## Vorliegender Text
Die nostalgische Generation
Nostalgie ist eine der Eigenschaften, die den Menschen vom Tier unterscheiden, weil er ein Bewusstsein seiner selbst und für seine eigene Geschichte besitzt. Die Vergangenheit sieht im Rückblick immer hübscher aus als die Gegenwart. Meist auch hübscher, als sie eigentlich war. Früher war alles besser und zwar schon immer – von extremen Erlebnissen wie Kriegen oder Hungersnöten einmal abgesehen. Vermutlich deshalb, weil früher schon vorbei ist und man es ja überlebt hat. So schlimm kann es also nicht gewesen sein. Die Vergangenheit wirkt vertraut und deshalb nicht bedrohlich, im Gegensatz zur Zukunft, die ungewiss und damit furchteinflößend ist.

## Angezeigte Informationen
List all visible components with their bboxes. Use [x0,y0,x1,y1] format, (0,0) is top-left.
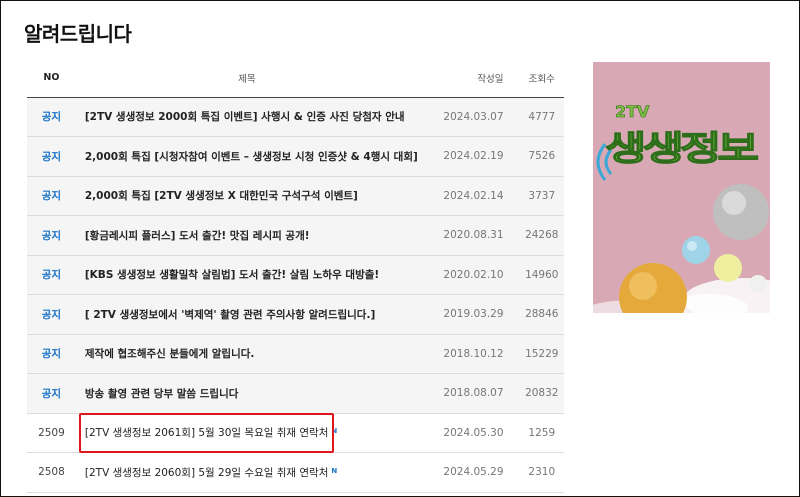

## Kurze Übung A
Stimmen die folgenden Aussagen mit dem Text über Nostalgie überein? Antworten Sie jeweils mit Ja oder Nein und zitieren Sie die entscheidende Textstelle wörtlich.
(i) Die Zukunft wirkt vertraut.
(ii) Im Rückblick erscheint die Vergangenheit hübscher als die Gegenwart.
(iii) Nostalgie gehört zu den Eigenschaften, die den Menschen vom Tier unterscheiden.
## Kurze Übung B
Weshalb wirkt die Vergangenheit laut dem Text über Nostalgie nicht bedrohlich?

## Musterlösung A
(i) Nein: „im Gegensatz zur Zukunft, die ungewiss und damit furchteinflößend ist“
(ii) Ja: „Die Vergangenheit sieht im Rückblick immer hübscher aus als die Gegenwart.“
(iii) Ja: „Nostalgie ist eine der Eigenschaften, die den Menschen vom Tier unterscheiden“

## Musterlösung B
Weil sie vertraut wirkt.